-- begin --

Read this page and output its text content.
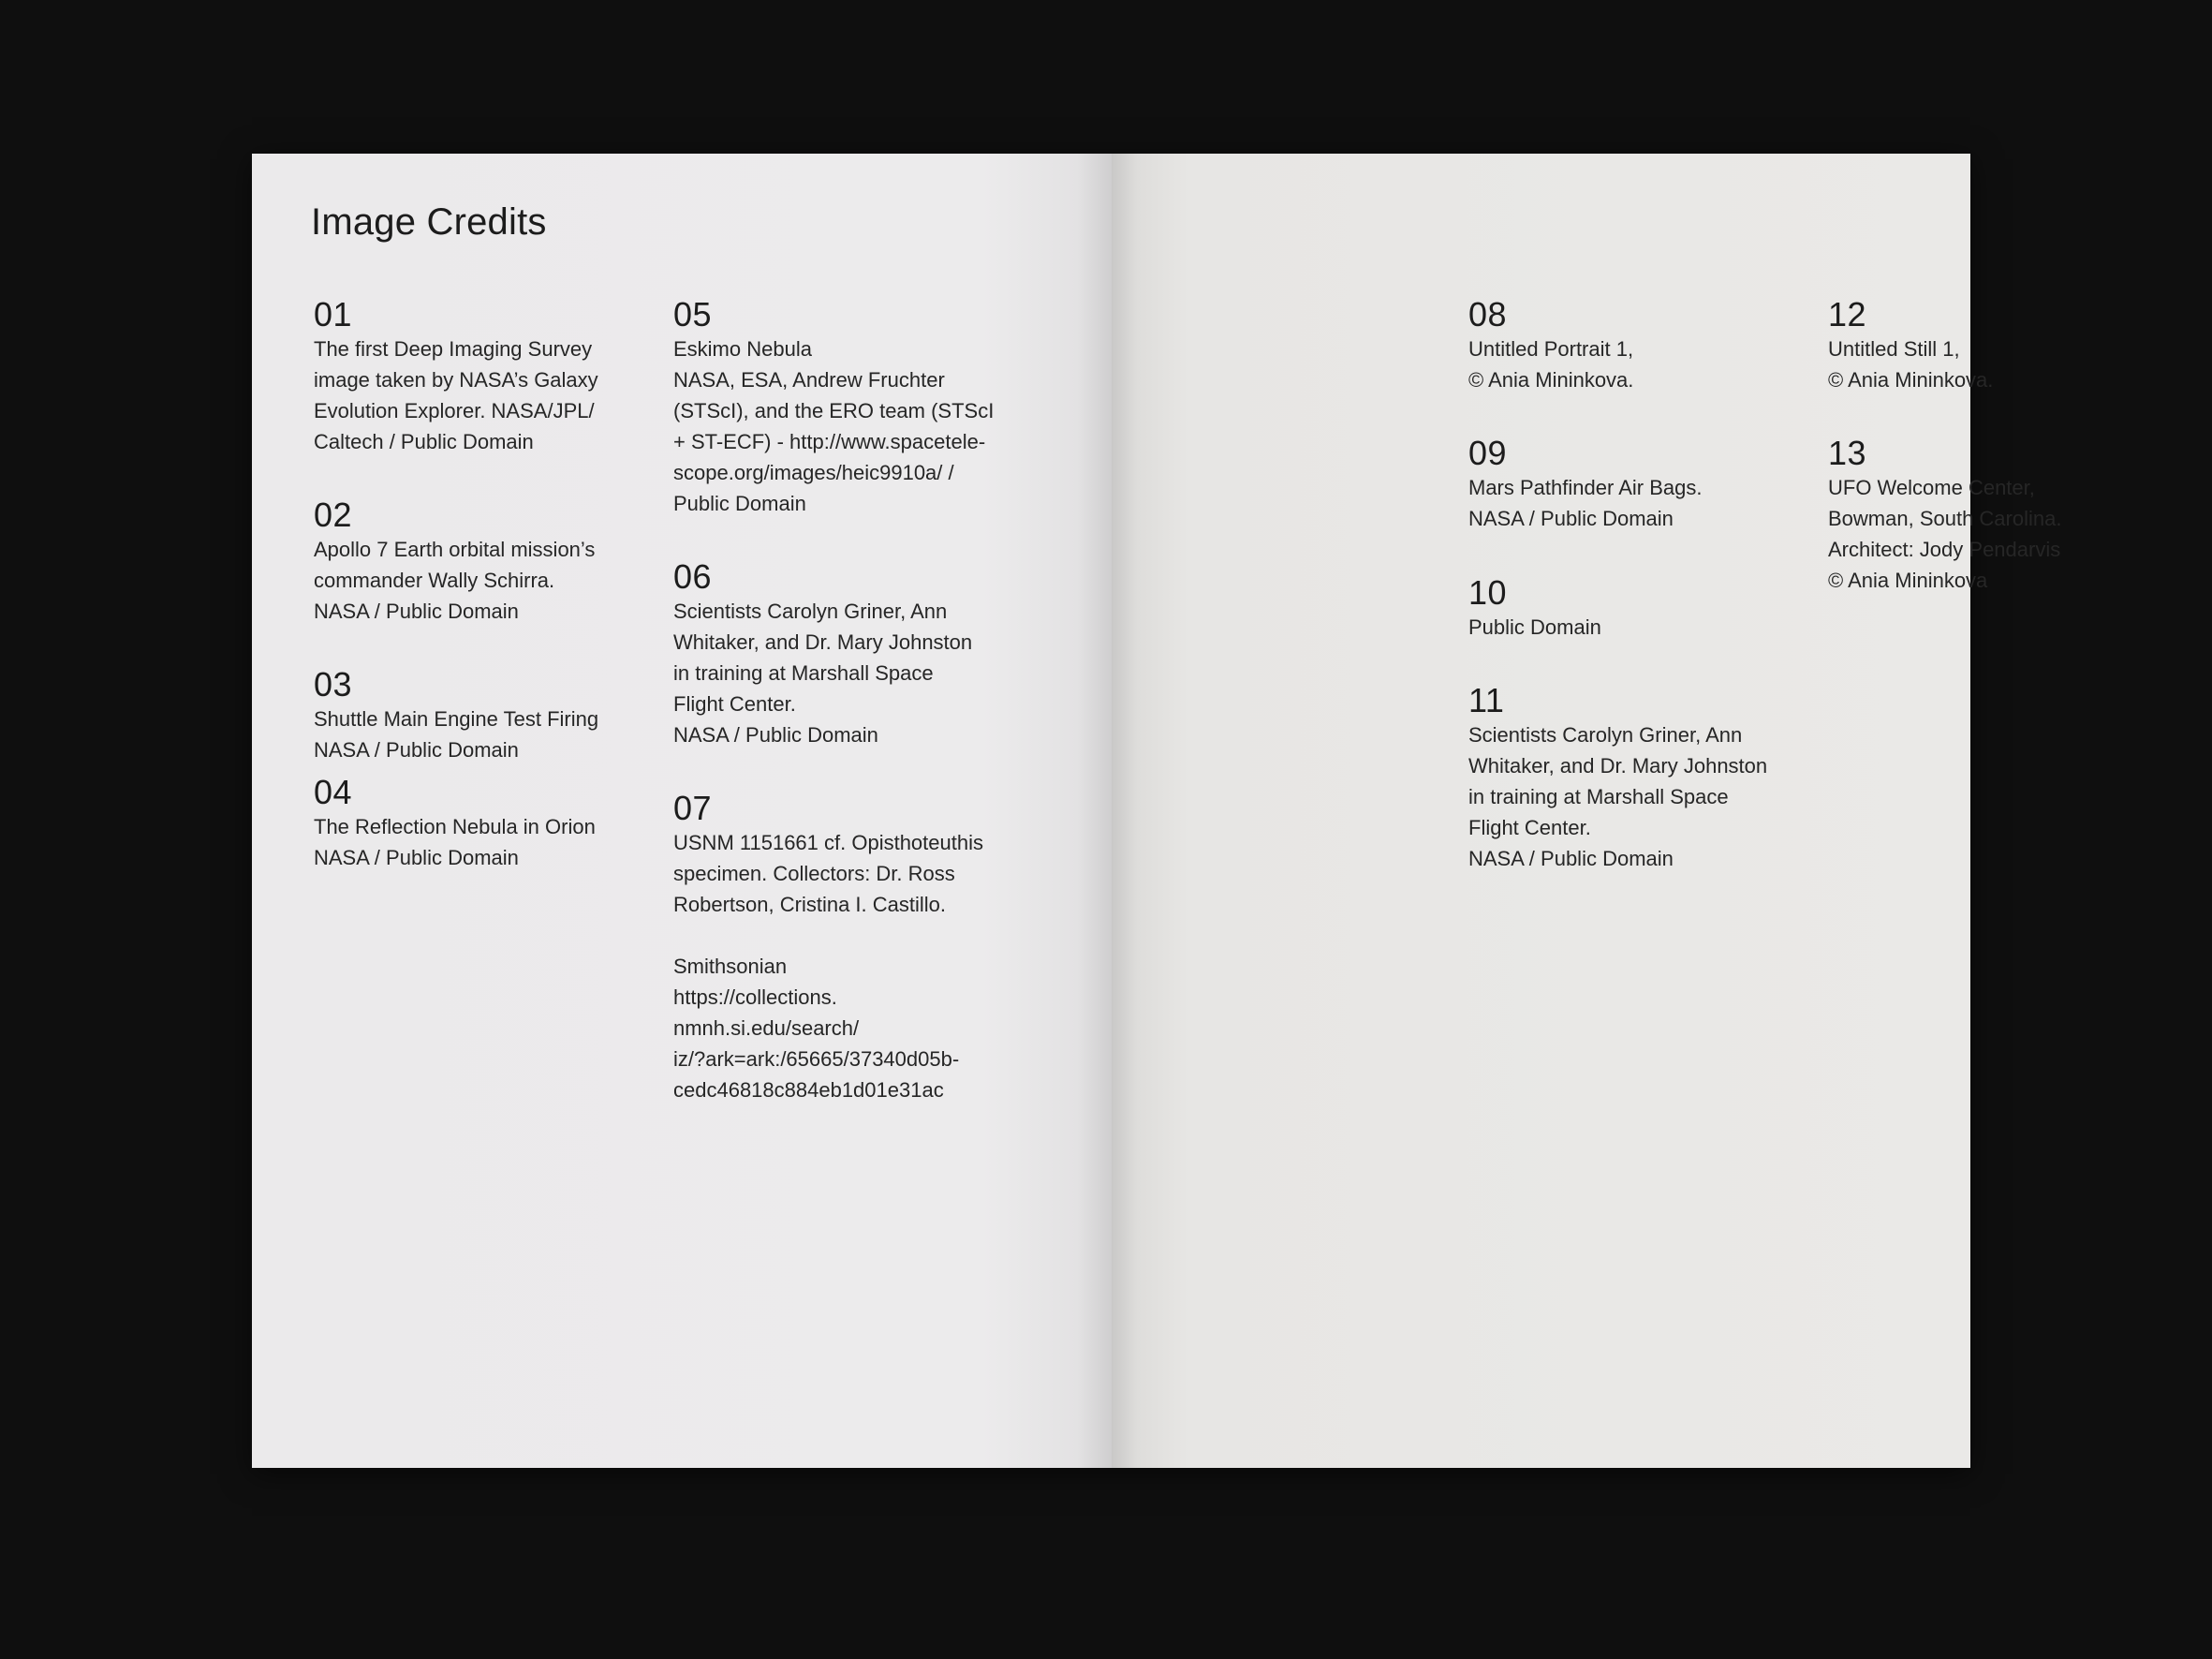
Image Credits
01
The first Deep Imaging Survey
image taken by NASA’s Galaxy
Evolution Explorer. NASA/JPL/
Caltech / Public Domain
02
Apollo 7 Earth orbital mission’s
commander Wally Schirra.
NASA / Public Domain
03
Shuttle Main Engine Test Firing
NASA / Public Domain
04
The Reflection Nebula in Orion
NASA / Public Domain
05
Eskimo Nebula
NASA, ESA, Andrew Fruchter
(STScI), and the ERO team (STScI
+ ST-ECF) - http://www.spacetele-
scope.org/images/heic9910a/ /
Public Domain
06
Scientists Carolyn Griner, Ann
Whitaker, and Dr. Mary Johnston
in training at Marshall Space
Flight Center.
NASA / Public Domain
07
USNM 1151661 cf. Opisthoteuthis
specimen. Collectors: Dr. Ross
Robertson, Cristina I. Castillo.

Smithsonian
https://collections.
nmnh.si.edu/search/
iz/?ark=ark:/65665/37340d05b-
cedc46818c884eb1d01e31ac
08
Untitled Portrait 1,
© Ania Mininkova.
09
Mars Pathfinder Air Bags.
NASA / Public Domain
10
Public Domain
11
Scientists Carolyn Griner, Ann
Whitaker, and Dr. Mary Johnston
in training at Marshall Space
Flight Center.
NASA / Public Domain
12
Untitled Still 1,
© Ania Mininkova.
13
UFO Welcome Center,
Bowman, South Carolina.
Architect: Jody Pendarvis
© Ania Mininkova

-- end --
-- begin --

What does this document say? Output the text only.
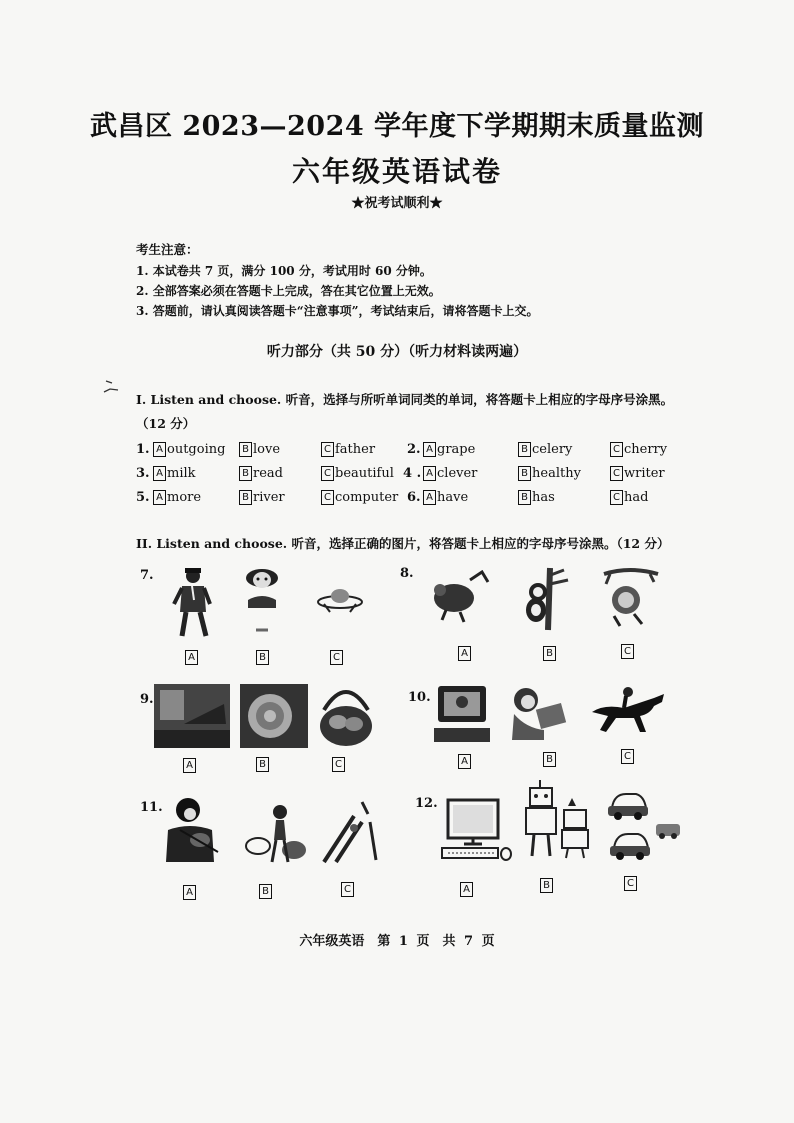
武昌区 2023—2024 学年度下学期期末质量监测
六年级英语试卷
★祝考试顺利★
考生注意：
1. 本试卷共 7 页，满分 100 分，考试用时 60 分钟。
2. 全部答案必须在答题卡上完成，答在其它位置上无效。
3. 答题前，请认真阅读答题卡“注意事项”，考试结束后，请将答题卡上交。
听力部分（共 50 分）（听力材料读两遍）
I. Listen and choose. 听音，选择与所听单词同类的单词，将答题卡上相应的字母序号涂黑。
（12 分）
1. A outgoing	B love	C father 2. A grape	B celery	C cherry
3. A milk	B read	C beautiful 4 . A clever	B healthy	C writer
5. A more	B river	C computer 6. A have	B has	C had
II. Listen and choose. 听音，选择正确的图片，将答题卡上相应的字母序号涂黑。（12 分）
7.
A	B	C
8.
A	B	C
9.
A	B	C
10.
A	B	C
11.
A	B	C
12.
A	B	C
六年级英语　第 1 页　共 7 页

-- end --

_TASK GOAL_
Where a line above includes "choose", copy that line.

_OUTPUT FOR THIS EXERCISE_
I. Listen and choose. 听音，选择与所听单词同类的单词，将答题卡上相应的字母序号涂黑。
II. Listen and choose. 听音，选择正确的图片，将答题卡上相应的字母序号涂黑。（12 分）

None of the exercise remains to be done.